### EXCERPTED DATA
________________

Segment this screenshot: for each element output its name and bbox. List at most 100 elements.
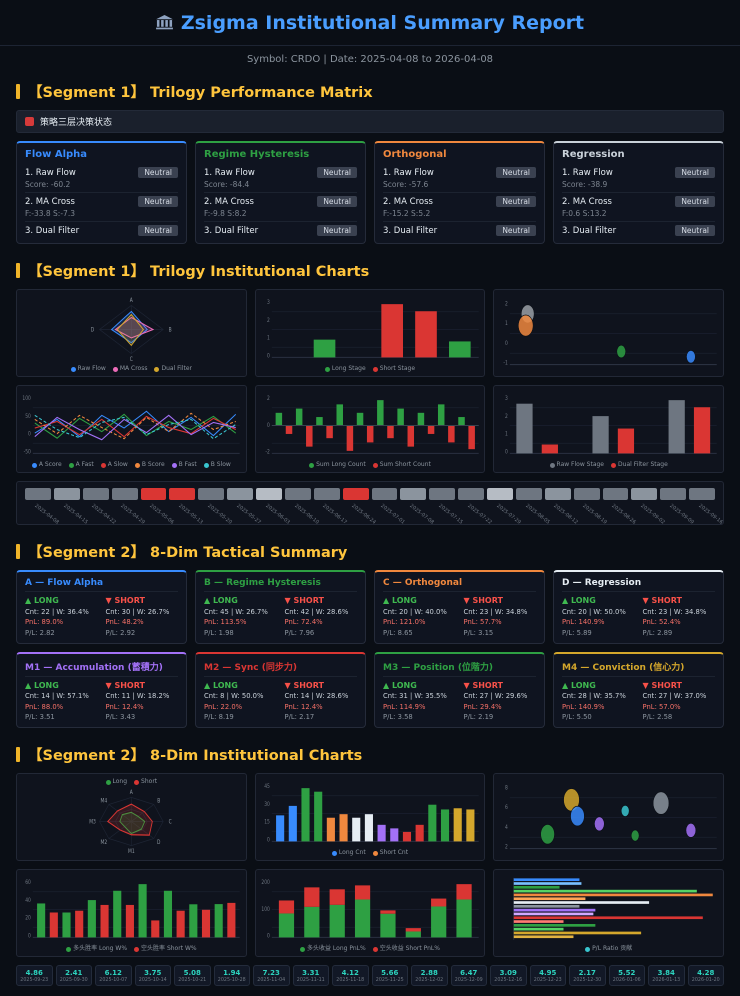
section-heading-dim-charts: 【Segment 2】 8-Dim Institutional Charts <box>16 744 724 765</box>
trilogy-chart-grid: A B C D Raw Flow MA Cross Dual Filter 3 2 1 0 Long … <box>16 289 724 473</box>
heat-tile: 2025-06-24 <box>342 488 377 526</box>
long-pnl: PnL: 140.9% <box>562 702 605 711</box>
heat-tile: 2025-09-16 <box>689 488 724 526</box>
matrix-row: 1. Raw Flow Neutral Score: -38.9 <box>562 164 715 193</box>
svg-text:40: 40 <box>25 897 31 904</box>
svg-text:3: 3 <box>505 396 508 403</box>
svg-text:M1: M1 <box>128 848 135 855</box>
tactical-card-m3-position: M3 — Position (位階力) ▲ LONG Cnt: 31 | W: 35… <box>374 651 545 728</box>
section-title: 【Segment 1】 Trilogy Performance Matrix <box>28 85 373 101</box>
status-badge: Neutral <box>317 196 357 207</box>
section-accent-bar <box>16 544 20 559</box>
section-title: 【Segment 2】 8-Dim Tactical Summary <box>28 545 348 561</box>
heat-tile-box <box>82 488 109 500</box>
value-tile-date: 2025-11-11 <box>296 978 325 983</box>
svg-text:2: 2 <box>505 844 508 851</box>
value-tile-value: 3.75 <box>144 969 162 977</box>
legend-dot <box>171 462 177 468</box>
value-tile-date: 2026-01-13 <box>652 978 681 983</box>
matrix-row: 3. Dual Filter Neutral <box>383 222 536 239</box>
legend-item: Long Cnt <box>331 849 366 857</box>
legend-item: Short <box>134 778 157 786</box>
legend-dot <box>203 462 209 468</box>
short-pnl: PnL: 29.4% <box>463 702 502 711</box>
matrix-card-title: Regime Hysteresis <box>204 149 310 160</box>
svg-text:0: 0 <box>28 431 31 438</box>
matrix-row: 2. MA Cross Neutral F:0.6 S:13.2 <box>562 193 715 222</box>
svg-text:1: 1 <box>505 320 508 327</box>
short-header: ▼ SHORT <box>284 680 324 690</box>
tactical-columns: ▲ LONG Cnt: 14 | W: 57.1% PnL: 88.0% P/L: 3… <box>25 681 178 722</box>
value-tile-value: 2.41 <box>65 969 83 977</box>
legend-dot <box>611 462 617 468</box>
legend-item: A Score <box>31 461 62 469</box>
legend-dot <box>31 462 37 468</box>
tactical-col-short: ▼ SHORT Cnt: 23 | W: 34.8% PnL: 52.4% P/L: … <box>643 596 716 637</box>
red-marker-icon <box>25 117 34 126</box>
value-tile-value: 3.09 <box>499 969 517 977</box>
value-tile-value: 2.88 <box>420 969 438 977</box>
chart-panel-dim-counts: 45 30 15 0 Long Cnt Short Cnt <box>254 773 486 861</box>
svg-text:1: 1 <box>505 431 508 438</box>
heat-tile-box <box>487 488 513 500</box>
heat-tile: 2025-05-27 <box>227 488 262 526</box>
value-tile-value: 6.47 <box>460 969 478 977</box>
matrix-row-detail: Score: -38.9 <box>562 180 608 189</box>
legend-item: B Slow <box>203 461 231 469</box>
heat-tile: 2025-05-20 <box>198 488 233 526</box>
matrix-row-label: 2. MA Cross <box>204 196 254 207</box>
value-tile: 4.28 2026-01-20 <box>687 965 724 986</box>
tactical-columns: ▲ LONG Cnt: 20 | W: 50.0% PnL: 140.9% P/L: … <box>562 596 715 637</box>
section-heading-trilogy-charts: 【Segment 1】 Trilogy Institutional Charts <box>16 260 724 281</box>
tactical-col-long: ▲ LONG Cnt: 20 | W: 50.0% PnL: 140.9% P/L: … <box>562 596 635 637</box>
svg-text:M4: M4 <box>101 798 108 805</box>
svg-text:2: 2 <box>505 413 508 420</box>
long-pl-ratio: P/L: 3.58 <box>383 713 413 721</box>
short-pnl: PnL: 12.4% <box>105 702 144 711</box>
heat-tile-box <box>53 488 80 500</box>
long-pnl: PnL: 22.0% <box>204 702 243 711</box>
section-title: 【Segment 2】 8-Dim Institutional Charts <box>28 748 363 764</box>
heat-tile: 2025-08-26 <box>602 488 637 526</box>
legend-dot <box>66 946 72 952</box>
matrix-row-detail: F:-9.8 S:8.2 <box>204 209 247 218</box>
tactical-col-long: ▲ LONG Cnt: 28 | W: 35.7% PnL: 140.9% P/L: … <box>562 681 635 722</box>
chart-panel-trilogy-net-count: 2 0 -2 Sum Long Count Sum Short Count <box>254 385 486 473</box>
chart-legend: Long Short <box>21 778 242 786</box>
legend-dot <box>309 462 315 468</box>
matrix-row: 2. MA Cross Neutral F:-33.8 S:-7.3 <box>25 193 178 222</box>
value-tile-value: 1.94 <box>223 969 241 977</box>
matrix-row-detail: F:0.6 S:13.2 <box>562 209 607 218</box>
matrix-row-top: 1. Raw Flow Neutral <box>562 167 715 178</box>
report-subtitle: Symbol: CRDO | Date: 2025-04-08 to 2026-… <box>246 54 494 65</box>
tactical-card-title: D — Regression <box>562 578 715 592</box>
matrix-row-label: 3. Dual Filter <box>383 225 438 236</box>
legend-item: MA Cross <box>112 365 147 373</box>
svg-text:C: C <box>169 819 172 826</box>
heat-tile-box <box>660 488 687 500</box>
short-header: ▼ SHORT <box>463 596 503 605</box>
legend-dot <box>154 366 160 372</box>
legend-dot <box>134 946 140 952</box>
chart-legend: A Score A Fast A Slow B Score B Fast B Slow <box>21 461 242 469</box>
heat-tile-box <box>631 488 658 500</box>
long-pl-ratio: P/L: 5.50 <box>562 713 592 721</box>
short-count: Cnt: 30 | W: 26.7% <box>105 607 170 616</box>
svg-text:0: 0 <box>267 353 270 360</box>
heat-tile-box <box>198 488 225 500</box>
heat-tile: 2025-07-29 <box>487 488 522 526</box>
svg-text:0: 0 <box>28 933 31 940</box>
matrix-row-top: 2. MA Cross Neutral <box>204 196 357 207</box>
chart-trilogy-net-count: 2 0 -2 <box>265 396 479 456</box>
short-pl-ratio: P/L: 2.58 <box>642 713 673 721</box>
matrix-row-label: 1. Raw Flow <box>562 167 613 178</box>
short-pnl: PnL: 52.4% <box>642 618 681 626</box>
legend-item: A Slow <box>100 461 128 469</box>
legend-item: Short Stage <box>372 365 415 373</box>
short-count: Cnt: 42 | W: 28.6% <box>284 607 349 616</box>
heat-tile: 2025-08-12 <box>544 488 579 526</box>
heat-tile: 2025-04-29 <box>111 488 146 526</box>
value-tile-date: 2025-12-16 <box>494 978 523 983</box>
long-count: Cnt: 14 | W: 57.1% <box>25 692 89 700</box>
tactical-columns: ▲ LONG Cnt: 20 | W: 40.0% PnL: 121.0% P/L: … <box>383 596 536 637</box>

________________

### WHAT IS EXPECTED
Update the entries from the line with "section-heading-dim-charts: 【Segment 2】" through the line with "svg-text:M1: M1 <box>128 848 135 855</box>" by replacing "heat-tile" with "date-tile" and leaving everything else unchanged. Return only those lines.

### FULL ANSWER
section-heading-dim-charts: 【Segment 2】 8-Dim Institutional Charts <box>16 744 724 765</box>
trilogy-chart-grid: A B C D Raw Flow MA Cross Dual Filter 3 2 1 0 Long … <box>16 289 724 473</box>
date-tile: 2025-06-24 <box>342 488 377 526</box>
long-pnl: PnL: 140.9% <box>562 702 605 711</box>
date-tile: 2025-09-16 <box>689 488 724 526</box>
matrix-row: 1. Raw Flow Neutral Score: -38.9 <box>562 164 715 193</box>
svg-text:40: 40 <box>25 897 31 904</box>
svg-text:3: 3 <box>505 396 508 403</box>
svg-text:M1: M1 <box>128 848 135 855</box>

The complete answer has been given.